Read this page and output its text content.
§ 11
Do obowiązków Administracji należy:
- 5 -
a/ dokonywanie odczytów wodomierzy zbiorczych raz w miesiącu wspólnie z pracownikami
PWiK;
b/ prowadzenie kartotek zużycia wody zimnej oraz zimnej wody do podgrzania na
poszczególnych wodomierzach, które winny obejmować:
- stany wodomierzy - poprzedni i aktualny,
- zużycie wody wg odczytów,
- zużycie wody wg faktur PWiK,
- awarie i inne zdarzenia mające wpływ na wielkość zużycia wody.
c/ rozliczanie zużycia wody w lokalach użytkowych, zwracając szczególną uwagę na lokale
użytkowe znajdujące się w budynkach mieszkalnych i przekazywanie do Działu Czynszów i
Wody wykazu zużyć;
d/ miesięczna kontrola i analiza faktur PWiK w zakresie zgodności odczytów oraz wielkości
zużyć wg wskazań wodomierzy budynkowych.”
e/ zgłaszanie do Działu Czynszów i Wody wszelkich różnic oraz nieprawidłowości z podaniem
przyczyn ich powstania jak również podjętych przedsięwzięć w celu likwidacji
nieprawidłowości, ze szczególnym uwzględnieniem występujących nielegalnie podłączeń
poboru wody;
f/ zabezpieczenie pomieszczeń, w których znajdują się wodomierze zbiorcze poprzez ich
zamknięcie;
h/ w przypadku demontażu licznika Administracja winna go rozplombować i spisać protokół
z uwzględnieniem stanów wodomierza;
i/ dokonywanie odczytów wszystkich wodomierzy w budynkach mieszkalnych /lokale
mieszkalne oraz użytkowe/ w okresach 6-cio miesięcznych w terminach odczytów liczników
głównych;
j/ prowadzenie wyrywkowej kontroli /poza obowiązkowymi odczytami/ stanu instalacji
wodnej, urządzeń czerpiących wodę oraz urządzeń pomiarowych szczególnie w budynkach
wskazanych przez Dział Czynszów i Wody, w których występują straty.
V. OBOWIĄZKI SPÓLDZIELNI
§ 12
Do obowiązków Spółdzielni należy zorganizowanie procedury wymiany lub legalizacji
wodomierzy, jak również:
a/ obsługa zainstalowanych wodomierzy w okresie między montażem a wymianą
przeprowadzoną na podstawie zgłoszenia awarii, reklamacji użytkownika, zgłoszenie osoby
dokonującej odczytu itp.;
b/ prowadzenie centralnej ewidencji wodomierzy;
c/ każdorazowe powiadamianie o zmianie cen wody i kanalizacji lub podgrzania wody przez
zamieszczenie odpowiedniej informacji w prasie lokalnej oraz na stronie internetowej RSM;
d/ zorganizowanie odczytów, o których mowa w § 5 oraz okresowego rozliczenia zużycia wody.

PROBLEM REQUIREMENTS
Extract each line from the entries above that contains the string "zużycia".

THE COMPLETED TASK
b/ prowadzenie kartotek zużycia wody zimnej oraz zimnej wody do podgrzania na
- awarie i inne zdarzenia mające wpływ na wielkość zużycia wody.
c/ rozliczanie zużycia wody w lokalach użytkowych, zwracając szczególną uwagę na lokale
d/ zorganizowanie odczytów, o których mowa w § 5 oraz okresowego rozliczenia zużycia wody.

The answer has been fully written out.